**Supplied data**
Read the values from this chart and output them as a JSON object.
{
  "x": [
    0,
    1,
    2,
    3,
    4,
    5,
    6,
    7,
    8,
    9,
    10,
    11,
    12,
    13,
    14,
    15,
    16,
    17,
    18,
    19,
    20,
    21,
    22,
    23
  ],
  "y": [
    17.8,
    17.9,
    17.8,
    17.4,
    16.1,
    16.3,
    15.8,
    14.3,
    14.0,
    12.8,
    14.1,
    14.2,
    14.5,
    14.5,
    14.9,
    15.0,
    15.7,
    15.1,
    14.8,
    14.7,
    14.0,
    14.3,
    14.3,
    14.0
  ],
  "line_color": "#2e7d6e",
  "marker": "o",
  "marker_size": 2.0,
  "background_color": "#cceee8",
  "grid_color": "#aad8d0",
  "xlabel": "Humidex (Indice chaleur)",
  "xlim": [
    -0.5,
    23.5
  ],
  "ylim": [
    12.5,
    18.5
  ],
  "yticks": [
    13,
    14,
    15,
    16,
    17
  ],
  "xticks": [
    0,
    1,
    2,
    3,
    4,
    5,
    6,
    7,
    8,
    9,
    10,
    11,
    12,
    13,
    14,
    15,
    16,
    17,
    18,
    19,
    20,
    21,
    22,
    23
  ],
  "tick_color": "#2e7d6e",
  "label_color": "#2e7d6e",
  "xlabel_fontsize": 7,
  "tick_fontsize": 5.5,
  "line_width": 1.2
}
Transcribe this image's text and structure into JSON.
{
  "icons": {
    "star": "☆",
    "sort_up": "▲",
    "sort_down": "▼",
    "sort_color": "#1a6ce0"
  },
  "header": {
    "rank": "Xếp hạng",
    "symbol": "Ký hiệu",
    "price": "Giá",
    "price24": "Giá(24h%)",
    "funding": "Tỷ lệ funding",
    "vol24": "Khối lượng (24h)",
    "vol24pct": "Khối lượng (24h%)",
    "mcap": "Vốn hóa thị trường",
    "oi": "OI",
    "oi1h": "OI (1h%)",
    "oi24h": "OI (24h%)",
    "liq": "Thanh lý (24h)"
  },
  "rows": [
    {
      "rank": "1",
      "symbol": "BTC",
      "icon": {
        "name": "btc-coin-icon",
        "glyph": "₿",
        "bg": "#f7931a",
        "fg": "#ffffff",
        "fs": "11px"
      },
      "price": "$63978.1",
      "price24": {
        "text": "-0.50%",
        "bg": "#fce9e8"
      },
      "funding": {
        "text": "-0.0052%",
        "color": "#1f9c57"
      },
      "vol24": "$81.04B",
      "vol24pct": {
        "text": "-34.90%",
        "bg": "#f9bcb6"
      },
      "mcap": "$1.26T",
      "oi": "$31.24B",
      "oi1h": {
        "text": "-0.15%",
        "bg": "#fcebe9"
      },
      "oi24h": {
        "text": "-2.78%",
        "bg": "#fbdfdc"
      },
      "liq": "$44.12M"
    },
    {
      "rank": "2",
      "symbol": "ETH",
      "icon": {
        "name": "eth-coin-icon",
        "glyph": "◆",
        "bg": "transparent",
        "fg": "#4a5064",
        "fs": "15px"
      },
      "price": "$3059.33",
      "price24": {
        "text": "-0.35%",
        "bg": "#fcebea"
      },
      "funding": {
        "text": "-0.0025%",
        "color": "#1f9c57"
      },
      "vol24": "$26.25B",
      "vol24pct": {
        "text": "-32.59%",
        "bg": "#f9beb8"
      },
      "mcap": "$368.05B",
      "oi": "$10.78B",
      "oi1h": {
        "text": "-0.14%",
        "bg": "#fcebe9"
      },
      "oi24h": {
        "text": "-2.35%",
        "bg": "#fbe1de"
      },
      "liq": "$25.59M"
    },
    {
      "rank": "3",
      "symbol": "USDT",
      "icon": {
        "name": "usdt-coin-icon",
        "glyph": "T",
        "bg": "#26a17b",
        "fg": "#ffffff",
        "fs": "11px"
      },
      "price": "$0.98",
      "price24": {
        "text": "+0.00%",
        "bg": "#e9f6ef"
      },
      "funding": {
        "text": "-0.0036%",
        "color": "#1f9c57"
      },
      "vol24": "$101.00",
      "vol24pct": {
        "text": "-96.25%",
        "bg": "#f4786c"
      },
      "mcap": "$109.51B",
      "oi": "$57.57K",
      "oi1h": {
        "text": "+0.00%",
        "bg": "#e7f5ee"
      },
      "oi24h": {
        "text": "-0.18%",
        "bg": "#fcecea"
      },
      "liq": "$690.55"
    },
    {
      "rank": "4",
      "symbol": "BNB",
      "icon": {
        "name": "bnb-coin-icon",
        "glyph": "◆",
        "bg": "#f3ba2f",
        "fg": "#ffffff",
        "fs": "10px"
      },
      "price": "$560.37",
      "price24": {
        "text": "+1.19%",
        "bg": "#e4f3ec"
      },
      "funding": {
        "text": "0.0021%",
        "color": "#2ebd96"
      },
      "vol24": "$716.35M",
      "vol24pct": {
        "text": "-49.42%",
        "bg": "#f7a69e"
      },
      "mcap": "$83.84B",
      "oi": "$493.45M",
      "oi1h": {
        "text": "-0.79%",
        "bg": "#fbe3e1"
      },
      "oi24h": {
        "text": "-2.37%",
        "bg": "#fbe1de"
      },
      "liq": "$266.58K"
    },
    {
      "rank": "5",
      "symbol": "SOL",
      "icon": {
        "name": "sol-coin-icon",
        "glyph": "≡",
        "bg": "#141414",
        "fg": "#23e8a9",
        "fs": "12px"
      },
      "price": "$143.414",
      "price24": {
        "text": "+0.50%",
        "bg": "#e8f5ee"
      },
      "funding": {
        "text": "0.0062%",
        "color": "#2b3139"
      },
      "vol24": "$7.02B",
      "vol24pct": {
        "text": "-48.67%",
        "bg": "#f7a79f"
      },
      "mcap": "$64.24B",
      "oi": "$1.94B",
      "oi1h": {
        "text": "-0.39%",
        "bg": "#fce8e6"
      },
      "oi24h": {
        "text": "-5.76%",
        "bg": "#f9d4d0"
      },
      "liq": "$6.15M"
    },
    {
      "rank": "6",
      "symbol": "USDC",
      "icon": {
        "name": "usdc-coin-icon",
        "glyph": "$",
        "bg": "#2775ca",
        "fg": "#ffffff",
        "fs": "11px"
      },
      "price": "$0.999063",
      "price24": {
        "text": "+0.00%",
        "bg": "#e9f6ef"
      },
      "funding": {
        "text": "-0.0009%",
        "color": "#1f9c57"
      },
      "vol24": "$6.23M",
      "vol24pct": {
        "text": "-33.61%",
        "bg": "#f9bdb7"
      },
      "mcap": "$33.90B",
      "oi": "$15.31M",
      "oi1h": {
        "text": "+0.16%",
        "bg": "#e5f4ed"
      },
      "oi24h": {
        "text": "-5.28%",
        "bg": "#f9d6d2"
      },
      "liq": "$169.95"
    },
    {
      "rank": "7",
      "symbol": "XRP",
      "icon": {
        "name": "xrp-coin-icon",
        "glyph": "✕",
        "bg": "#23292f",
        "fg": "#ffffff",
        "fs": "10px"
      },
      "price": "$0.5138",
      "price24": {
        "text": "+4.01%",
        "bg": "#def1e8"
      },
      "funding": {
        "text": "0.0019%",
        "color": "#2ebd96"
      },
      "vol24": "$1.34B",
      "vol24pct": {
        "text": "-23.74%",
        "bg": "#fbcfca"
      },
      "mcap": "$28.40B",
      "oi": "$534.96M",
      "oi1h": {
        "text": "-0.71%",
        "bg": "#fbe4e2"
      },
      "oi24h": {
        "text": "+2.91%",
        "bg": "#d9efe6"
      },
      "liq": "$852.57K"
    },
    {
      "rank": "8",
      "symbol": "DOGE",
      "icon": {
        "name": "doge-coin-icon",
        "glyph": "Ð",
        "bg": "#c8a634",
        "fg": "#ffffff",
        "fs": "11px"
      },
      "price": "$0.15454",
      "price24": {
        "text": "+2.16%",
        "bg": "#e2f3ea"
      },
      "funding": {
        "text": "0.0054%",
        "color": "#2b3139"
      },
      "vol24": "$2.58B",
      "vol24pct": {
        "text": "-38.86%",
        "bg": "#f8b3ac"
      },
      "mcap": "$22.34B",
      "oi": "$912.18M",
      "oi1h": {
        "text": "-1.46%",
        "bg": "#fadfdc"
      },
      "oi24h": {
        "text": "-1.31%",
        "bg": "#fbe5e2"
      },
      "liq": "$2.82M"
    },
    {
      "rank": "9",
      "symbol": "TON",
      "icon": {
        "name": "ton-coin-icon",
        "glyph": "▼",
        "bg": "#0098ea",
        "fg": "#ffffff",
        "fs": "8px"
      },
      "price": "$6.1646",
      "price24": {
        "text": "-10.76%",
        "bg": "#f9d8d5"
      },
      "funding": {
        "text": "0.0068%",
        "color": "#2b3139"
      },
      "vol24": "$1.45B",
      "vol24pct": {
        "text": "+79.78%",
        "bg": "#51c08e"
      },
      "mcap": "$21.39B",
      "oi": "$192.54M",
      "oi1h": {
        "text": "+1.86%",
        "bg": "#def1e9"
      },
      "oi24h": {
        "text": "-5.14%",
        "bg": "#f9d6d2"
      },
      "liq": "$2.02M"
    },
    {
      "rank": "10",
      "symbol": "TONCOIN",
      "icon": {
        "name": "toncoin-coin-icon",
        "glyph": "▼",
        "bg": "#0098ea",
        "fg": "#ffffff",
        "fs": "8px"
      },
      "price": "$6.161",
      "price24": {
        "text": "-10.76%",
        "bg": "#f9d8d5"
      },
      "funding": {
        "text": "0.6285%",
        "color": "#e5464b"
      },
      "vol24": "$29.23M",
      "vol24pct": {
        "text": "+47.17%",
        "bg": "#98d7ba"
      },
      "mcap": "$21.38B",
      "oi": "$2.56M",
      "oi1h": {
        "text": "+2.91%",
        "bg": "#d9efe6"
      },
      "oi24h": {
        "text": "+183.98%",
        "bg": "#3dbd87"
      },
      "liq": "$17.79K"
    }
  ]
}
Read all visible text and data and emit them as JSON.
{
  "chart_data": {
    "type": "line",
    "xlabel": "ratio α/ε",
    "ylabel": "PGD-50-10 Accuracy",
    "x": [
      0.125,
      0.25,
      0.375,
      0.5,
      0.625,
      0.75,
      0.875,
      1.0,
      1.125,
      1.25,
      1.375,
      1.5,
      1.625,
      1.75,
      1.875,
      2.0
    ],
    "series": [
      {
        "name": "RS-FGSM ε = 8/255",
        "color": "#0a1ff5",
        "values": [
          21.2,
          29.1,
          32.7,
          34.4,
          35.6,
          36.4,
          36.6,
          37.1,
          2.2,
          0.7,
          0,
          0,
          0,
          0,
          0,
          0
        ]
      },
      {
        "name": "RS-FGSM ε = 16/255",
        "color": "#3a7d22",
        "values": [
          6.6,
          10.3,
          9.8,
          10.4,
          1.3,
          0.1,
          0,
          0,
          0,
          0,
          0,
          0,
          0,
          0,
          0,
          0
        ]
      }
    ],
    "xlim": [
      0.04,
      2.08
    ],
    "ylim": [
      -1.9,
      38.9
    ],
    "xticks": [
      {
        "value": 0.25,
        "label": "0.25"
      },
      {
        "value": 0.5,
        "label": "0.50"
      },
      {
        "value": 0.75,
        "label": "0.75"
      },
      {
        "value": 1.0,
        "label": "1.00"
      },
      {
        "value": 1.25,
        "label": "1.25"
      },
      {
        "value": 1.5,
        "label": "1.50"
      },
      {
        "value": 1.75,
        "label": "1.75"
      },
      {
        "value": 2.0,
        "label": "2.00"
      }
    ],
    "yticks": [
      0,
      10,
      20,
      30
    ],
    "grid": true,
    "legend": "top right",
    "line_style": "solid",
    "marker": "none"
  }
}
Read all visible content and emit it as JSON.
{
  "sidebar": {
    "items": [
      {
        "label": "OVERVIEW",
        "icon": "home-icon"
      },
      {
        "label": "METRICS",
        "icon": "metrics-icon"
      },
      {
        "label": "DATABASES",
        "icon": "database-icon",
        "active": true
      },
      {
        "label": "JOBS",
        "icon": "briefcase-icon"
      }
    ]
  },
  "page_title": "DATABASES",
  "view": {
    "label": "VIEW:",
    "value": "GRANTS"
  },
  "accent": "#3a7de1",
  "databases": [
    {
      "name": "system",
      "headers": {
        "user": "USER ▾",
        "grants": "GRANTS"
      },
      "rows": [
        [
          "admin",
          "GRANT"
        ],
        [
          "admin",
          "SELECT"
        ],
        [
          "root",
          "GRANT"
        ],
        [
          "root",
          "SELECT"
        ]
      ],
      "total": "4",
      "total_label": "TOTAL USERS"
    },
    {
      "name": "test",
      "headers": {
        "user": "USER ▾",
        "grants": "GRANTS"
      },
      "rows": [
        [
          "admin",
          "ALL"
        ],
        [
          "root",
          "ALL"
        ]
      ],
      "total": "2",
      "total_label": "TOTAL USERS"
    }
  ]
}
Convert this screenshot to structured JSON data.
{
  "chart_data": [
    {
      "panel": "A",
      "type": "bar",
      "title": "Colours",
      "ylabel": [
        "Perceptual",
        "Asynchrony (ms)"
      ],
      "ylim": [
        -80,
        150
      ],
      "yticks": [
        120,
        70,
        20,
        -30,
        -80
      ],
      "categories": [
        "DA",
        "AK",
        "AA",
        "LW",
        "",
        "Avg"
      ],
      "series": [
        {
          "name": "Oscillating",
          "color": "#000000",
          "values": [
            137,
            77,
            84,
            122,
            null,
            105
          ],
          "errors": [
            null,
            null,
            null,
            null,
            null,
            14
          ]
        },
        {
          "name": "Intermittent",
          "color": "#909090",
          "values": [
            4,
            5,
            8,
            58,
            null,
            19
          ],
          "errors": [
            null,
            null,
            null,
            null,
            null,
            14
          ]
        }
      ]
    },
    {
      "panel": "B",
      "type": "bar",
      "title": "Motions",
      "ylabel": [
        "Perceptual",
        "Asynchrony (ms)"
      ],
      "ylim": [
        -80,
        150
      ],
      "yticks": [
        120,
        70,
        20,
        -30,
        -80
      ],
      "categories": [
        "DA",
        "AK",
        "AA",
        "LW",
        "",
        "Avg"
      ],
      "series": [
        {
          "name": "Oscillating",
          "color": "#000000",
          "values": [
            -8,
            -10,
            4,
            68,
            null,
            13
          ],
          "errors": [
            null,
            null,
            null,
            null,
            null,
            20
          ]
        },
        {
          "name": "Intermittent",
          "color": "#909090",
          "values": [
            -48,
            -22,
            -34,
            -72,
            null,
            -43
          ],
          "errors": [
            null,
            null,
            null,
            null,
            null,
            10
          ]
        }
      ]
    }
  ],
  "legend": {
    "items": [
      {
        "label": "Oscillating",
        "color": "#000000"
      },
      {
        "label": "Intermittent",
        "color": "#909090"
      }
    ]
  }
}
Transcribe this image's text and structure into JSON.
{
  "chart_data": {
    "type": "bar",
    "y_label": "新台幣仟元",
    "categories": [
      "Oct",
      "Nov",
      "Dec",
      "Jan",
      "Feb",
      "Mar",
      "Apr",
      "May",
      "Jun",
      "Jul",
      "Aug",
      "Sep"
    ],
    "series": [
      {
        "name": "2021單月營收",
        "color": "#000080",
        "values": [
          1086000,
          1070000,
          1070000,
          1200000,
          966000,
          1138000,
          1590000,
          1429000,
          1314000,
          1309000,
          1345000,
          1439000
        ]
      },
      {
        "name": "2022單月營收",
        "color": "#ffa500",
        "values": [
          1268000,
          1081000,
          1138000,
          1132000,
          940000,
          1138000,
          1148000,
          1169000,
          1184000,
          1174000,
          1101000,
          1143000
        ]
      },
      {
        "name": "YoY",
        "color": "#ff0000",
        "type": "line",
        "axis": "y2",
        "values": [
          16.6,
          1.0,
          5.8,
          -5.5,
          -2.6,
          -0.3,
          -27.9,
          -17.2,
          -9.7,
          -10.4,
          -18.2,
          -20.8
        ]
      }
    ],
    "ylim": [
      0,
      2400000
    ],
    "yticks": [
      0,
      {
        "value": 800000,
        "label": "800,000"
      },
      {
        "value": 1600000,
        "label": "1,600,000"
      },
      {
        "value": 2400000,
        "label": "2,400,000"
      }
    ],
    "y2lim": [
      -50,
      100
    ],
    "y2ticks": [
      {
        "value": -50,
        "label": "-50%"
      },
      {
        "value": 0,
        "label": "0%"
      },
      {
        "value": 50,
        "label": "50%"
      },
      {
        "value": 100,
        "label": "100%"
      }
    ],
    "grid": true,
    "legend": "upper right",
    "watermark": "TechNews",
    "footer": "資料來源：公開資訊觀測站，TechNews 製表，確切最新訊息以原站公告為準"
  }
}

**Stated problem**
Pull out all lines from the entries above in which the word "JSON" appears.

**The reply**
Read the values from this chart and output them as a JSON object.
Transcribe this image's text and structure into JSON.
Read all visible text and data and emit them as JSON.
Read all visible content and emit it as JSON.
Convert this screenshot to structured JSON data.
Transcribe this image's text and structure into JSON.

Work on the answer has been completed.